DATASET ENTRIES below:

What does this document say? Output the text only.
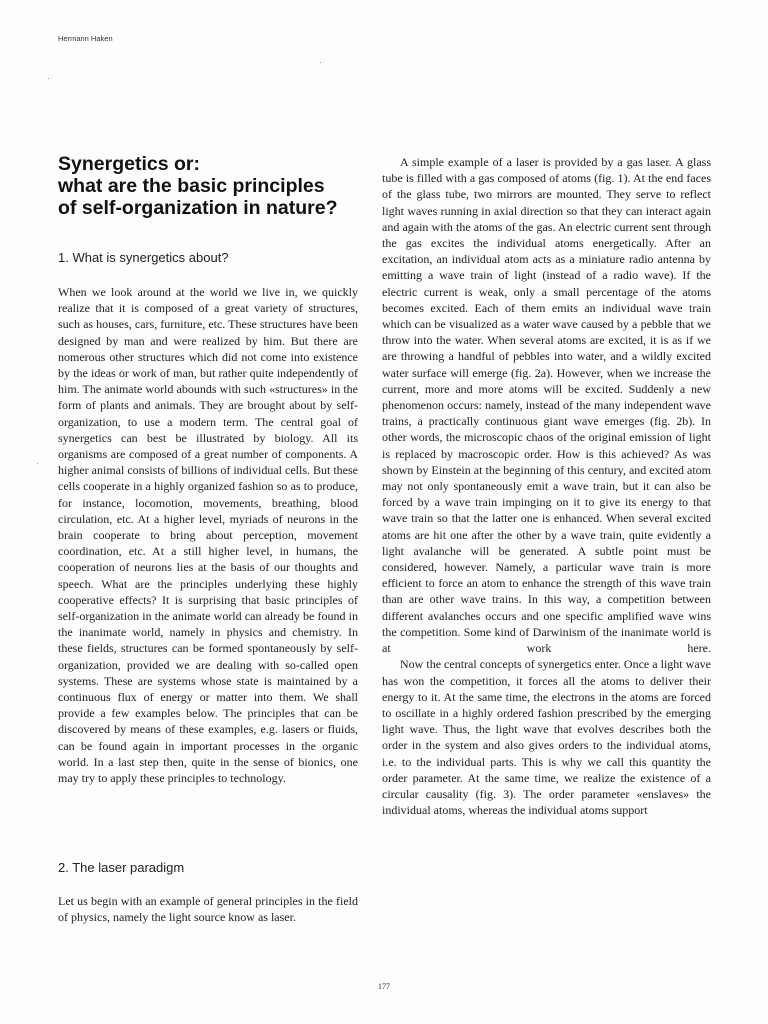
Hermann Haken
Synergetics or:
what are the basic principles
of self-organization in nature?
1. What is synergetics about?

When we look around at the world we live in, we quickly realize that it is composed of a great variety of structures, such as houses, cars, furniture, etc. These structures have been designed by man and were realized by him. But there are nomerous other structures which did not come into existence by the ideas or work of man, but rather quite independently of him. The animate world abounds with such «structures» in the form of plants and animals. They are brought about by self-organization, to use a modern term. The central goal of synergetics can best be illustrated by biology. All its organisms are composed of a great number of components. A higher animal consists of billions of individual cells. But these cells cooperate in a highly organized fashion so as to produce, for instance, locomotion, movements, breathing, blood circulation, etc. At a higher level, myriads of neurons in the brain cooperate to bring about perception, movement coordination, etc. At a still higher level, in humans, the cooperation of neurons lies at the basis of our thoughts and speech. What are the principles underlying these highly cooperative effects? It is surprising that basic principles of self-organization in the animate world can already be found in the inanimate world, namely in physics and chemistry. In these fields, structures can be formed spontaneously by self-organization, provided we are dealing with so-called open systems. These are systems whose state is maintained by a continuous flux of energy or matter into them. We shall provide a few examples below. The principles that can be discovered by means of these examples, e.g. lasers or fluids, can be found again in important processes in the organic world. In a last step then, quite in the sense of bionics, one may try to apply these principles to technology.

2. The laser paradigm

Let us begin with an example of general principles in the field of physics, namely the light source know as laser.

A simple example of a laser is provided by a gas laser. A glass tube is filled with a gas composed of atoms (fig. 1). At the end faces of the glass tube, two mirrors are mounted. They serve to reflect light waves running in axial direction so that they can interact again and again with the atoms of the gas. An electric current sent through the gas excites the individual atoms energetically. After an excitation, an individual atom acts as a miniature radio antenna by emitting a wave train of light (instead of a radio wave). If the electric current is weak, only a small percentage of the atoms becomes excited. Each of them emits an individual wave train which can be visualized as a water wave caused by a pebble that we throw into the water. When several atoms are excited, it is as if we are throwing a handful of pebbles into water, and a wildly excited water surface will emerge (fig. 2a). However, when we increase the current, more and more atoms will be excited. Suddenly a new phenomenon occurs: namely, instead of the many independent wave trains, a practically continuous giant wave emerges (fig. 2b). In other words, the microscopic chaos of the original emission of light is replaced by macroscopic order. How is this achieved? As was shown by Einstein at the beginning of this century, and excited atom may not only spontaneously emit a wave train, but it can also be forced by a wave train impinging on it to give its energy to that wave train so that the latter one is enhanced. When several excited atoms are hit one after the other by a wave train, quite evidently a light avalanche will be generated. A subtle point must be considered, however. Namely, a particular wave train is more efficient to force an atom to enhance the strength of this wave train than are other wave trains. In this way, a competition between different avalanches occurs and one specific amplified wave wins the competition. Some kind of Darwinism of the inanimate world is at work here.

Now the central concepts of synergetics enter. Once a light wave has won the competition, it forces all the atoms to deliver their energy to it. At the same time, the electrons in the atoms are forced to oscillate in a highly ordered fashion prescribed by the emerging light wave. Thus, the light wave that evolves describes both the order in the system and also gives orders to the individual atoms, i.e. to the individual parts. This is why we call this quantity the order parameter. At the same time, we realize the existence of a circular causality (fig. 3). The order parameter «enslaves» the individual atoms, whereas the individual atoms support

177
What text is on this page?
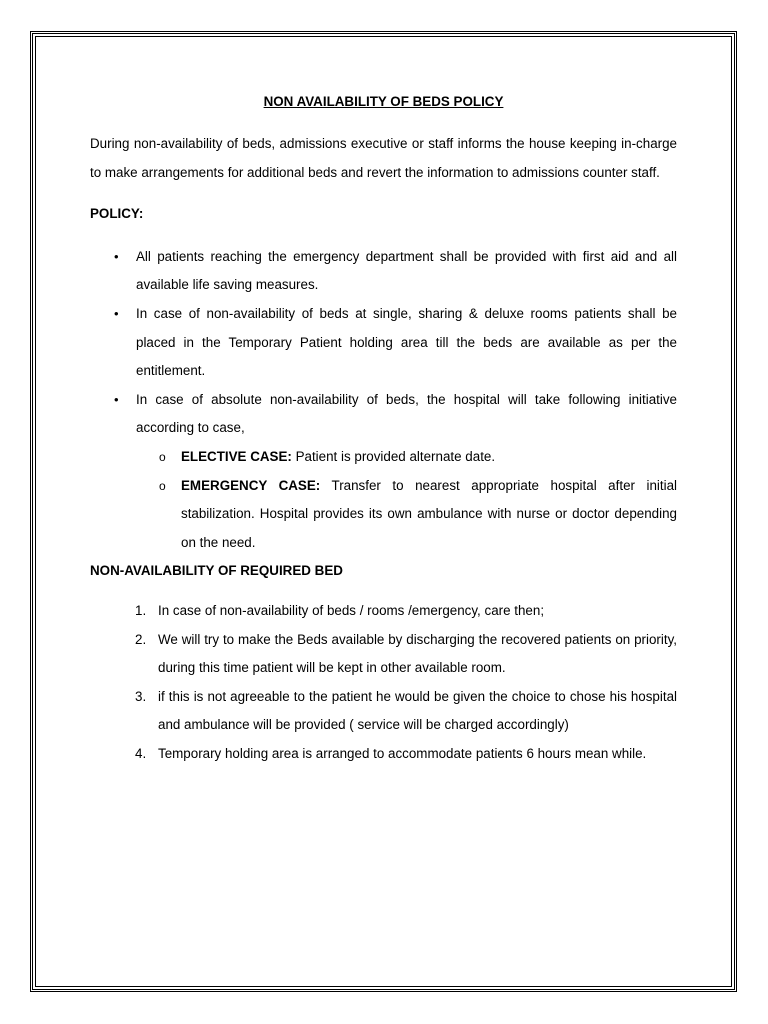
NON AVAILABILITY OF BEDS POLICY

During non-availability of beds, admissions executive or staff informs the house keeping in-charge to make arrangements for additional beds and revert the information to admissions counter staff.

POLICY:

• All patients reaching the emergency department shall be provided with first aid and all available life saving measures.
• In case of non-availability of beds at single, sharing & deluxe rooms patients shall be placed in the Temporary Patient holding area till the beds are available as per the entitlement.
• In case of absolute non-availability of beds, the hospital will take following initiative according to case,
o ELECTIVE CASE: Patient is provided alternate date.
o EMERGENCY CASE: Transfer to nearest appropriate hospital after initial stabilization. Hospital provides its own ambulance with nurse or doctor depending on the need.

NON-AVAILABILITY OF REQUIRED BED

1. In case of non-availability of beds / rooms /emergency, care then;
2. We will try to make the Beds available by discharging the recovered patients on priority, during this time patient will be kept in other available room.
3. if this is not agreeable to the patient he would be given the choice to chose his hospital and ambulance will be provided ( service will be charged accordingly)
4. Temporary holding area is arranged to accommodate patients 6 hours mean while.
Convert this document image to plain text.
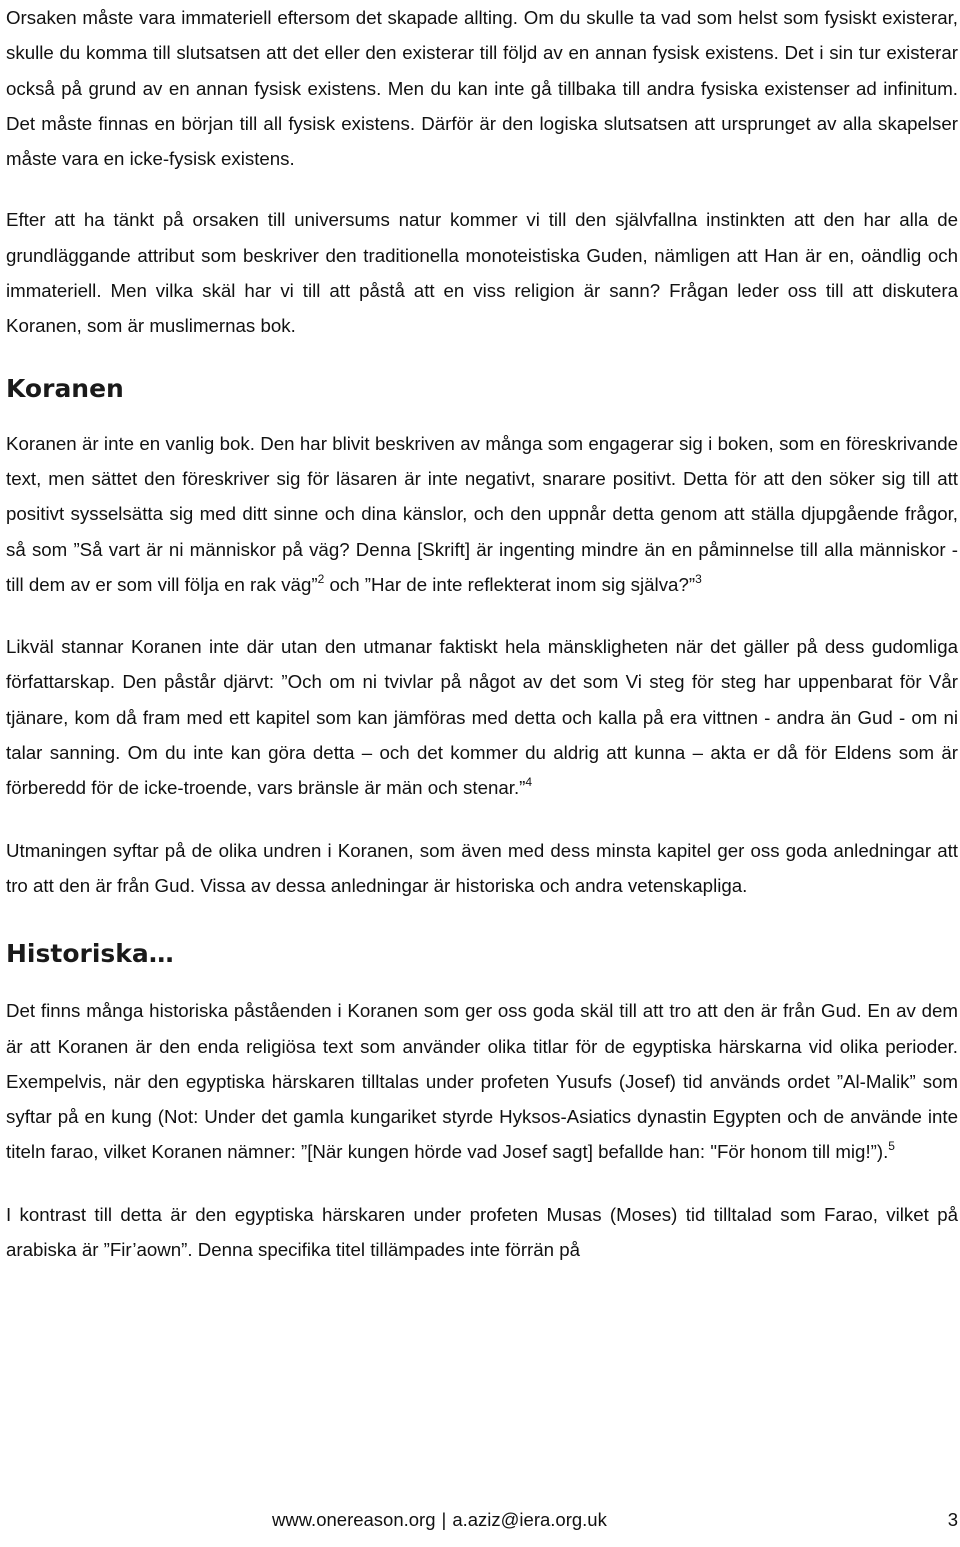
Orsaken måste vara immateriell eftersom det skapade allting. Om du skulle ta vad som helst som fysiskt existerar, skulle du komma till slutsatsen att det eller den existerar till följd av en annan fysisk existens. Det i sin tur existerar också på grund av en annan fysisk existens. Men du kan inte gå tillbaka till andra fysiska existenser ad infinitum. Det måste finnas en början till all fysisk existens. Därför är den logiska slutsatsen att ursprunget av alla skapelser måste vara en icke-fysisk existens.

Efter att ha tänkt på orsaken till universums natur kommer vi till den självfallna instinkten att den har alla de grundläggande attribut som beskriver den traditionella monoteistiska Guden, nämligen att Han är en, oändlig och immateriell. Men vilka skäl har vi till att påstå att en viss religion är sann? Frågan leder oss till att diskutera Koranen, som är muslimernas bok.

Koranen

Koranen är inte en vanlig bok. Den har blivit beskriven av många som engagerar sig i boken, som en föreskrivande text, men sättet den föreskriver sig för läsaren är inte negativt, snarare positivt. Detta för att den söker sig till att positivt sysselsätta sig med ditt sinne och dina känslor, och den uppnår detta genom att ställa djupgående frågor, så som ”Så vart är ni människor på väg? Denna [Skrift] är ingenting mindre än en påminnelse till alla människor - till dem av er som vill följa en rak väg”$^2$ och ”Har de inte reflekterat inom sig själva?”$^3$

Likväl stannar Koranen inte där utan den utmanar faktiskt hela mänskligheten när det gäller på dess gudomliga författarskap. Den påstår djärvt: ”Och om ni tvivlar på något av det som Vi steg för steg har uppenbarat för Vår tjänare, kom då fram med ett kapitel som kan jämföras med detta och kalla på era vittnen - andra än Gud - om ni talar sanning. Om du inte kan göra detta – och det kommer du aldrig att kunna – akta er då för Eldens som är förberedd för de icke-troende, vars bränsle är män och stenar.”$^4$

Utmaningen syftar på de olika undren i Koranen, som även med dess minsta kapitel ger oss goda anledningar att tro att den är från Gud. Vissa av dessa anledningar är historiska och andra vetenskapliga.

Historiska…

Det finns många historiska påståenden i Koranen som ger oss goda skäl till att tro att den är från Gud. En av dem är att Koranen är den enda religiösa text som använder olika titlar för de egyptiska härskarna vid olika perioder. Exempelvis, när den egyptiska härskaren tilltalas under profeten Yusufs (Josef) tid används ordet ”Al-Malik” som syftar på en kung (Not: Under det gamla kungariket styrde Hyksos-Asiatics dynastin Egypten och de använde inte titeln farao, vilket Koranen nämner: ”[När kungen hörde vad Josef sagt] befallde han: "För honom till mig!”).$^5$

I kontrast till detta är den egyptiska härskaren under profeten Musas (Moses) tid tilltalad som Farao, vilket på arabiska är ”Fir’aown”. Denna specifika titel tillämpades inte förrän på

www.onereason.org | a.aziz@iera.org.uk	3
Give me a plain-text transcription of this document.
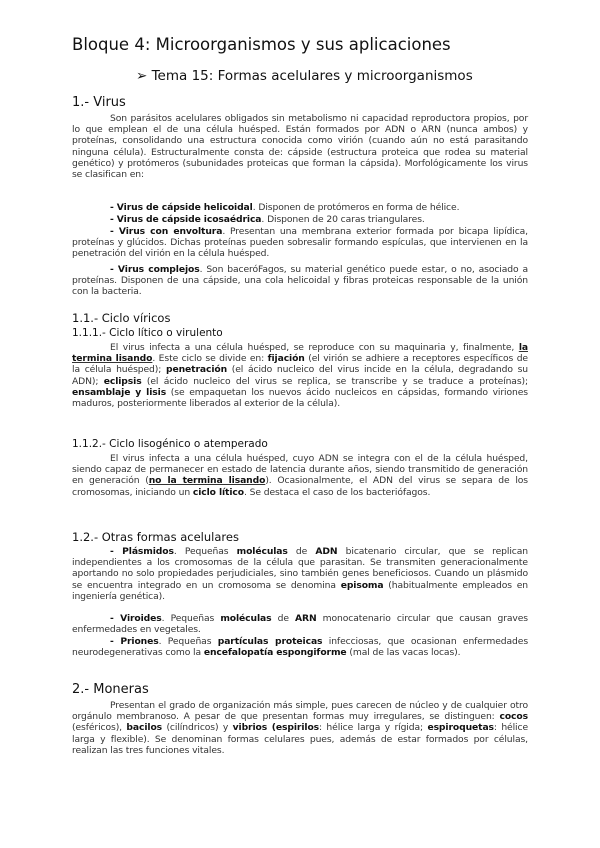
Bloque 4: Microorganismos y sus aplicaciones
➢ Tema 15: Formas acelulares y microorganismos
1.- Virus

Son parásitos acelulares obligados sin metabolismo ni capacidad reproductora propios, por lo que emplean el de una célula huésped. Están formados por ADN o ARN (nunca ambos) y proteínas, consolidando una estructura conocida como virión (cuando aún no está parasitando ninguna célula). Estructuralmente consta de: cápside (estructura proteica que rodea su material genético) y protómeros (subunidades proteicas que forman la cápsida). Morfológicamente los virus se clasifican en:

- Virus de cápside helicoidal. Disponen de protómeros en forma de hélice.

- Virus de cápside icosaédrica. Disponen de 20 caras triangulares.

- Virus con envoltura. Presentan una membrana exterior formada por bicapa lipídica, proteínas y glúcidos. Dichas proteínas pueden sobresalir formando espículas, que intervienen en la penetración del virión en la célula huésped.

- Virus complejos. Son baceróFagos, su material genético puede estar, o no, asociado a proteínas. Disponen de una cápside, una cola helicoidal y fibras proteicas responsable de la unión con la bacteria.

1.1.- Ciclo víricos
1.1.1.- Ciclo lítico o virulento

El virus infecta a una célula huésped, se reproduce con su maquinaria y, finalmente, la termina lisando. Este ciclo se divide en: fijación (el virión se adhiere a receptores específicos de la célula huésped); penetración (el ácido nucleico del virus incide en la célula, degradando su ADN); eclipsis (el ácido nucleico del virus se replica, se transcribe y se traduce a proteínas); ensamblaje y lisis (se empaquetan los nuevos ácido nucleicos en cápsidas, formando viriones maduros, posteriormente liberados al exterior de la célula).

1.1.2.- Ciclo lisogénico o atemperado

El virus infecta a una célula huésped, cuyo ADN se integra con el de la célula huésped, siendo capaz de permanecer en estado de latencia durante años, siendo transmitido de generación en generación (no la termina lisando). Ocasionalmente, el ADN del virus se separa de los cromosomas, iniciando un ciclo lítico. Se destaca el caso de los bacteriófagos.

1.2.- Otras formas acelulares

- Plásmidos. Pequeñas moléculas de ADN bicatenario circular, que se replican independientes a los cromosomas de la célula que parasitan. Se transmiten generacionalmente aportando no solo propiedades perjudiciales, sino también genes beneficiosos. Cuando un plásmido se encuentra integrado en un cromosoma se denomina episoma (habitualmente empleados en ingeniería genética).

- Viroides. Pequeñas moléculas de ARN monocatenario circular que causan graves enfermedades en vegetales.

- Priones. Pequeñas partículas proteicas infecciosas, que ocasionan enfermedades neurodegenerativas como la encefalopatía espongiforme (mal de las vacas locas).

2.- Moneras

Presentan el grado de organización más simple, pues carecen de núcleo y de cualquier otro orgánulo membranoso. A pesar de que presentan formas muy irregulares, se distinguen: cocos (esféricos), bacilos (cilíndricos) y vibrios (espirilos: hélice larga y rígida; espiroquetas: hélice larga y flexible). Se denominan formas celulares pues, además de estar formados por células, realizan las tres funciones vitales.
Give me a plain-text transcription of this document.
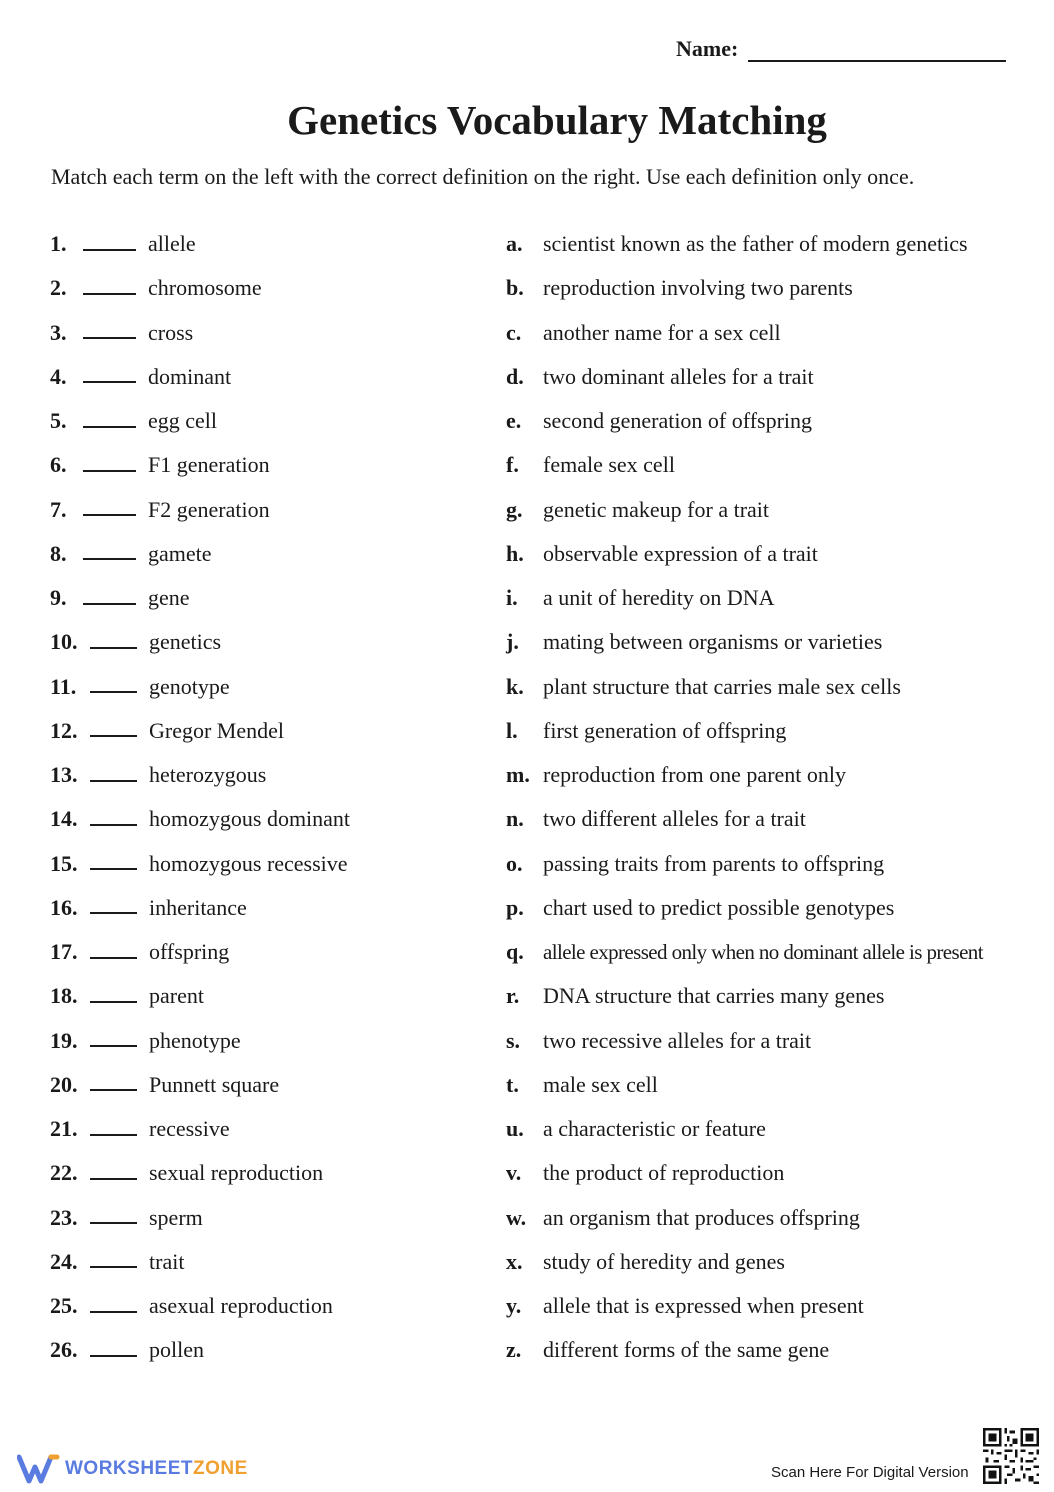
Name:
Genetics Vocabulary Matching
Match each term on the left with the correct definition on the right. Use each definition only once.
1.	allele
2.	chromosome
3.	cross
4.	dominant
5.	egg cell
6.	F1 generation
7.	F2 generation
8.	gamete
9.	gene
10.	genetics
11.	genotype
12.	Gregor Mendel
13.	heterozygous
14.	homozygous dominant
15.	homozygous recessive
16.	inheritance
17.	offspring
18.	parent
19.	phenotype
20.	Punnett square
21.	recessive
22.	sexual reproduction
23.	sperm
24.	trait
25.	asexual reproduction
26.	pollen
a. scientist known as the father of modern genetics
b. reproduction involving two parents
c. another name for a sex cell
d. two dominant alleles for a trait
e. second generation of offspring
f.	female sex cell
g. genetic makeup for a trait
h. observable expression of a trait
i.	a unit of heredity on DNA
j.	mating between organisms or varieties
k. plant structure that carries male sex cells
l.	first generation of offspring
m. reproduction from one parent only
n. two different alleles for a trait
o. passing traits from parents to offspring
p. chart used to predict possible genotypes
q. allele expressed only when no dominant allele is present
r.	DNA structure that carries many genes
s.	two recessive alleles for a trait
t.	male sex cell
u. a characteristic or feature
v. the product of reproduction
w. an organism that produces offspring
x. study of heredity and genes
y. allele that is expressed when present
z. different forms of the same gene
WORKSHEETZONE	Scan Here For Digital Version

End of DATASET ENTRIES.

◆ WORK INSTRUCTIONS ◆
From the records above, return each line that includes "holding".

◆ COMPLETED TASK ◆
• In case of non-availability of beds at single, sharing & deluxe rooms patients shall be placed in the Temporary Patient holding area till the beds are available as per the entitlement.
4. Temporary holding area is arranged to accommodate patients 6 hours mean while.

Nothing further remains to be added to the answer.